▸ **MATERIAL SUPPLIED**:
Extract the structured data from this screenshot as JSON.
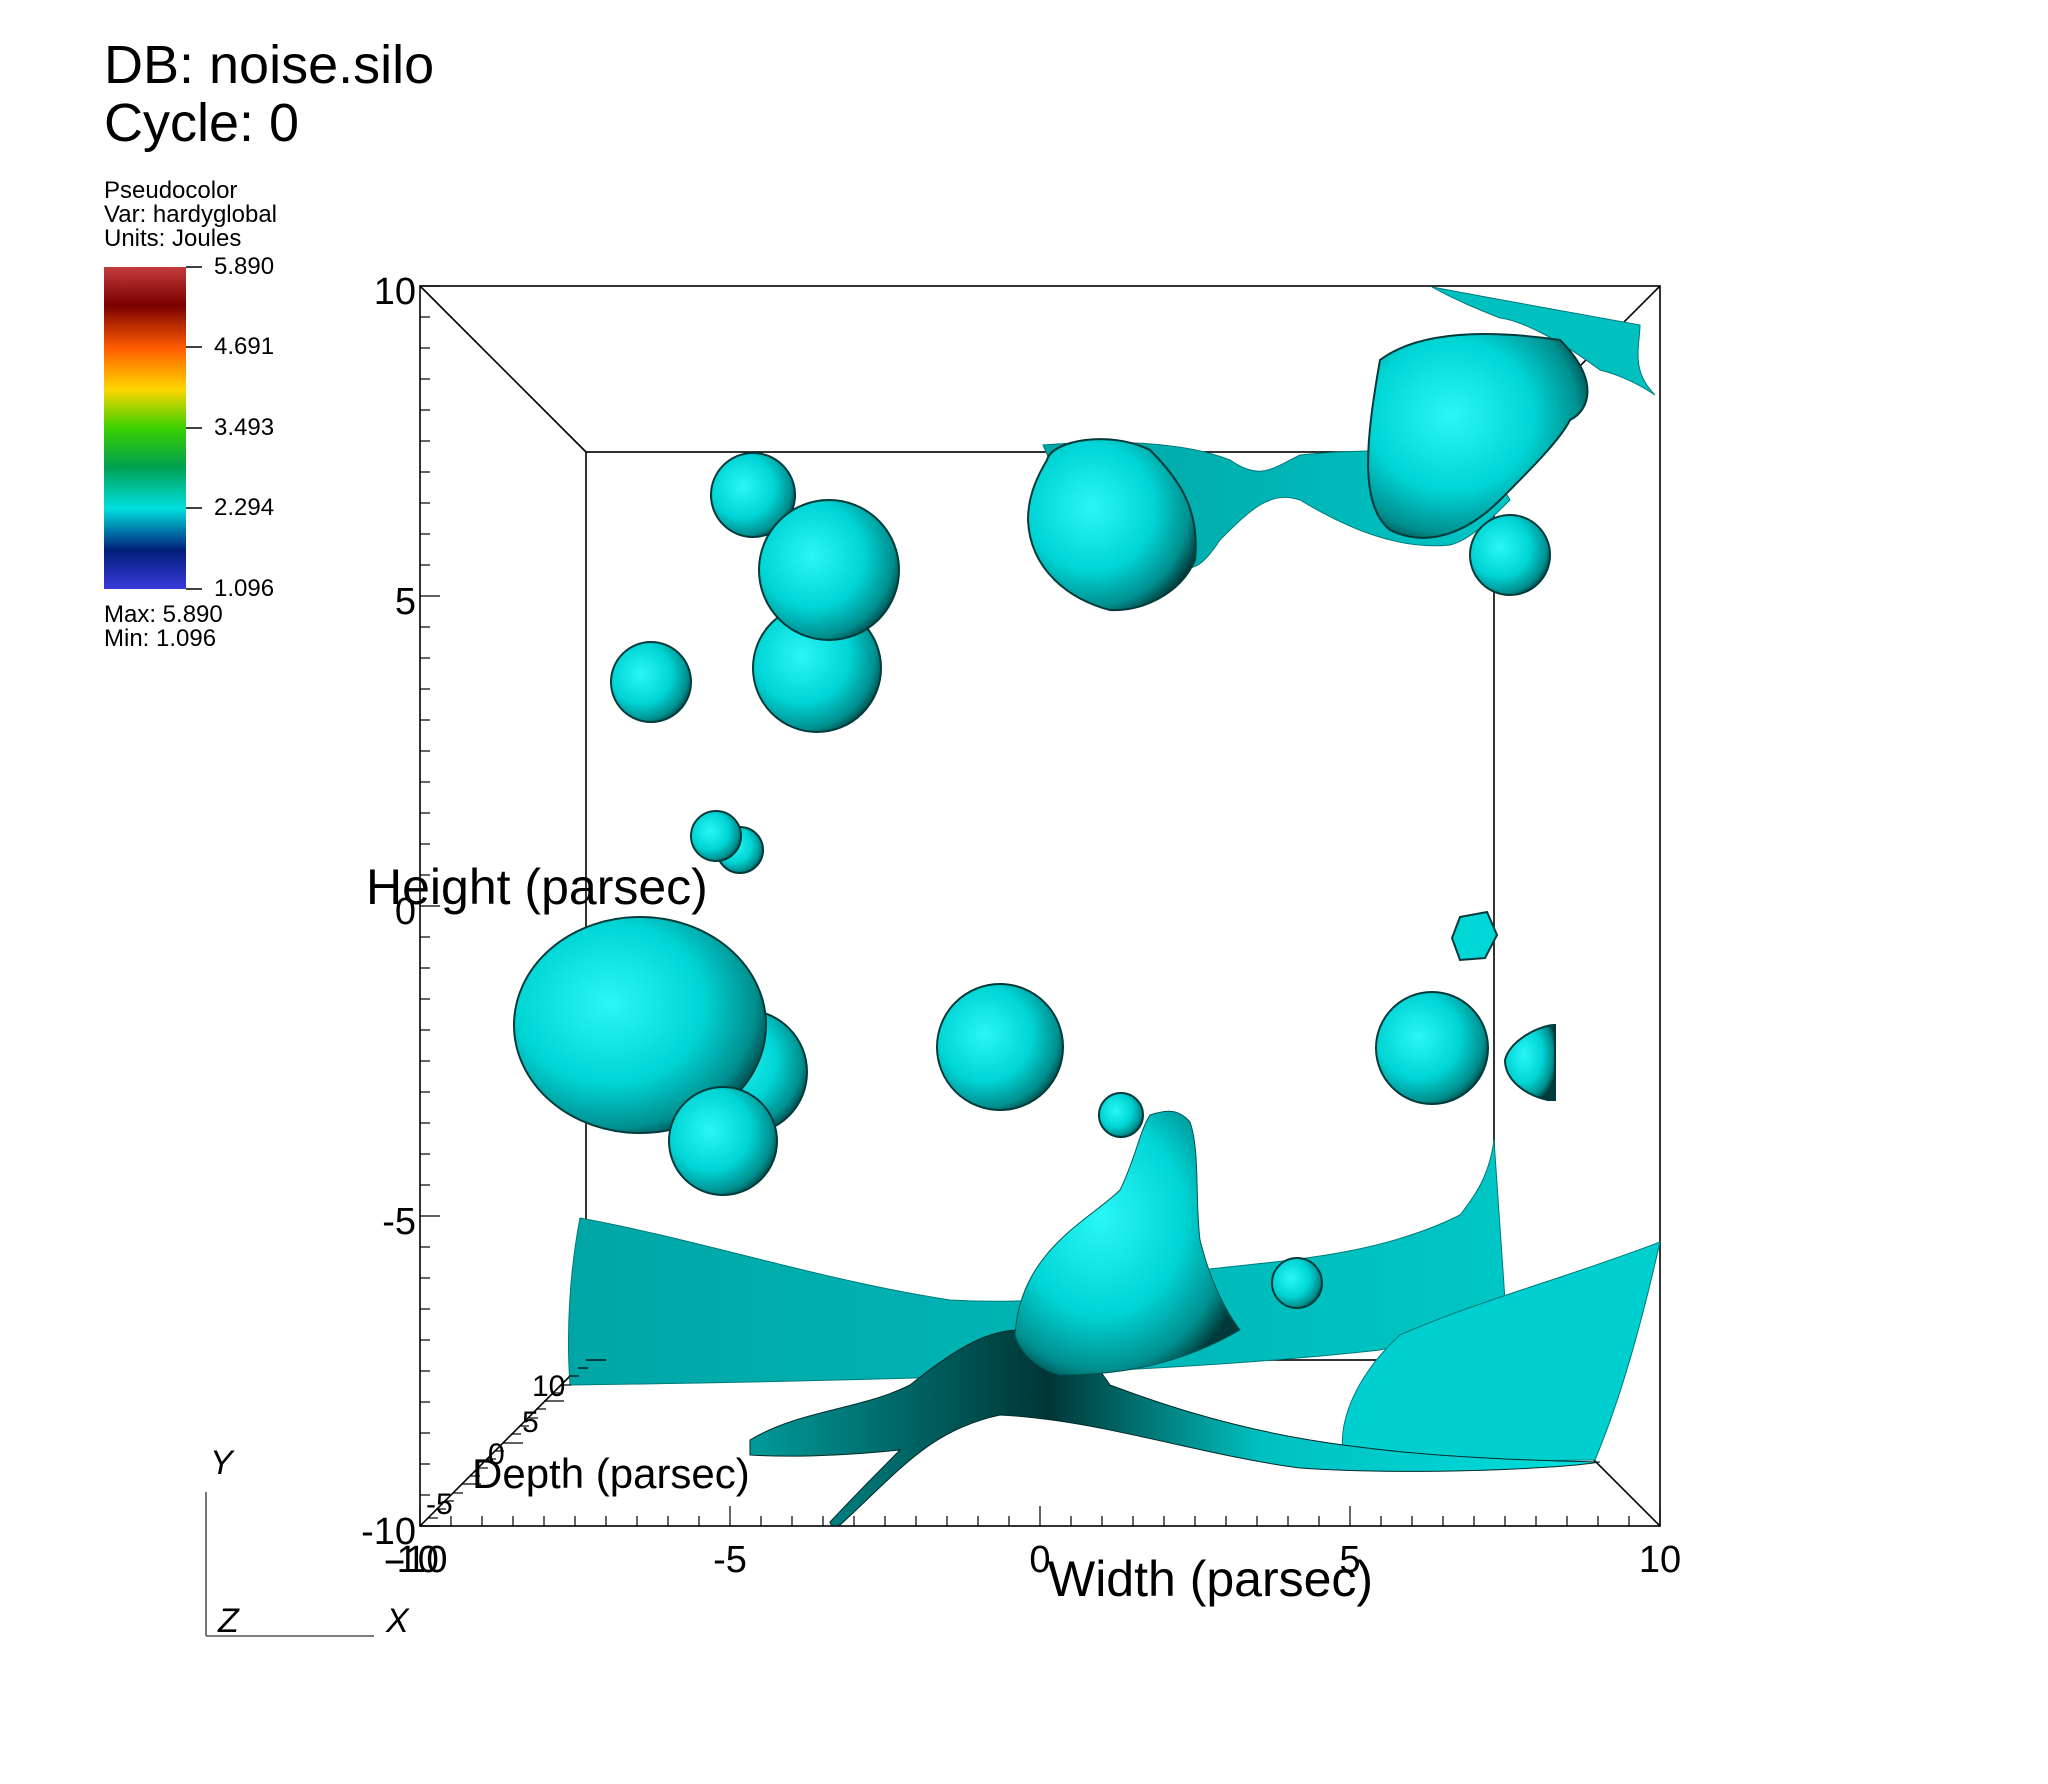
{
  "header": {
    "db_line": "DB: noise.silo",
    "cycle_line": "Cycle: 0"
  },
  "legend": {
    "plot_type": "Pseudocolor",
    "var_line": "Var: hardyglobal",
    "units_line": "Units: Joules",
    "ticks": [
      "5.890",
      "4.691",
      "3.493",
      "2.294",
      "1.096"
    ],
    "max_line": "Max:  5.890",
    "min_line": "Min:  1.096",
    "colormap": [
      "#c43b3b",
      "#7a0000",
      "#ff5a00",
      "#ffd700",
      "#3bd000",
      "#00a050",
      "#00e0e0",
      "#001e78",
      "#3a3adc"
    ]
  },
  "axes": {
    "height_label": "Height (parsec)",
    "width_label": "Width (parsec)",
    "depth_label": "Depth (parsec)",
    "y_ticks": [
      "10",
      "5",
      "0",
      "-5",
      "-10"
    ],
    "x_ticks": [
      "-10",
      "-5",
      "0",
      "5",
      "10"
    ],
    "depth_ticks": [
      "-10",
      "-5",
      "0",
      "5",
      "10"
    ]
  },
  "triad": {
    "y": "Y",
    "z": "Z",
    "x": "X"
  },
  "surface_color": "#00c8c8"
}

▸ **TASK BRIEF**:
Copy each line in full and exactly, omitting any picture.

▸ **RESPONSE TO THE TASK**:
Extract the structured data from this screenshot as JSON.
{
  "header": {
    "db_line": "DB: noise.silo",
    "cycle_line": "Cycle: 0"
  },
  "legend": {
    "plot_type": "Pseudocolor",
    "var_line": "Var: hardyglobal",
    "units_line": "Units: Joules",
    "ticks": [
      "5.890",
      "4.691",
      "3.493",
      "2.294",
      "1.096"
    ],
    "max_line": "Max:  5.890",
    "min_line": "Min:  1.096",
    "colormap": [
      "#c43b3b",
      "#7a0000",
      "#ff5a00",
      "#ffd700",
      "#3bd000",
      "#00a050",
      "#00e0e0",
      "#001e78",
      "#3a3adc"
    ]
  },
  "axes": {
    "height_label": "Height (parsec)",
    "width_label": "Width (parsec)",
    "depth_label": "Depth (parsec)",
    "y_ticks": [
      "10",
      "5",
      "0",
      "-5",
      "-10"
    ],
    "x_ticks": [
      "-10",
      "-5",
      "0",
      "5",
      "10"
    ],
    "depth_ticks": [
      "-10",
      "-5",
      "0",
      "5",
      "10"
    ]
  },
  "triad": {
    "y": "Y",
    "z": "Z",
    "x": "X"
  },
  "surface_color": "#00c8c8"
}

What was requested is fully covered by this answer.